Task — Identify every line in the records below that contains the word "años", and reproduce each one.

[Data items]

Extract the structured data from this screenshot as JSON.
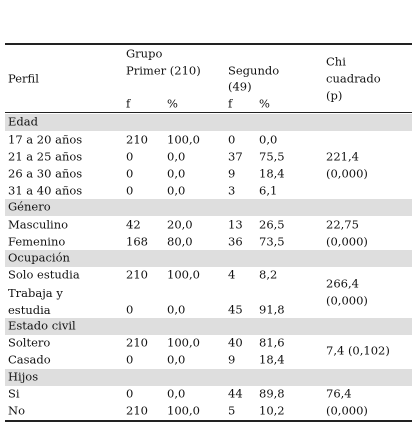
{
  "header": {
    "perfil": "Perfil",
    "grupo": "Grupo",
    "primer": "Primer (210)",
    "segundo": "Segundo",
    "segundo_n": "(49)",
    "chi": [
      "Chi",
      "cuadrado",
      "(p)"
    ],
    "f1": "f",
    "p1": "%",
    "f2": "f",
    "p2": "%"
  },
  "sections": [
    {
      "title": "Edad",
      "rows": [
        [
          "17 a 20 años",
          "210",
          "100,0",
          "0",
          "0,0"
        ],
        [
          "21 a 25 años",
          "0",
          "0,0",
          "37",
          "75,5"
        ],
        [
          "26 a 30 años",
          "0",
          "0,0",
          "9",
          "18,4"
        ],
        [
          "31 a 40 años",
          "0",
          "0,0",
          "3",
          "6,1"
        ]
      ],
      "chi": [
        "221,4",
        "(0,000)"
      ]
    },
    {
      "title": "Género",
      "rows": [
        [
          "Masculino",
          "42",
          "20,0",
          "13",
          "26,5"
        ],
        [
          "Femenino",
          "168",
          "80,0",
          "36",
          "73,5"
        ]
      ],
      "chi": [
        "22,75",
        "(0,000)"
      ]
    },
    {
      "title": "Ocupación",
      "rows": [
        [
          "Solo estudia",
          "210",
          "100,0",
          "4",
          "8,2"
        ],
        [
          "Trabaja y estudia",
          "0",
          "0,0",
          "45",
          "91,8"
        ]
      ],
      "chi": [
        "266,4",
        "(0,000)"
      ]
    },
    {
      "title": "Estado civil",
      "rows": [
        [
          "Soltero",
          "210",
          "100,0",
          "40",
          "81,6"
        ],
        [
          "Casado",
          "0",
          "0,0",
          "9",
          "18,4"
        ]
      ],
      "chi": [
        "7,4 (0,102)"
      ]
    },
    {
      "title": "Hijos",
      "rows": [
        [
          "Si",
          "0",
          "0,0",
          "44",
          "89,8"
        ],
        [
          "No",
          "210",
          "100,0",
          "5",
          "10,2"
        ]
      ],
      "chi": [
        "76,4",
        "(0,000)"
      ]
    }
  ]
}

Answer for this exercise —
          "17 a 20 años",
          "21 a 25 años",
          "26 a 30 años",
          "31 a 40 años",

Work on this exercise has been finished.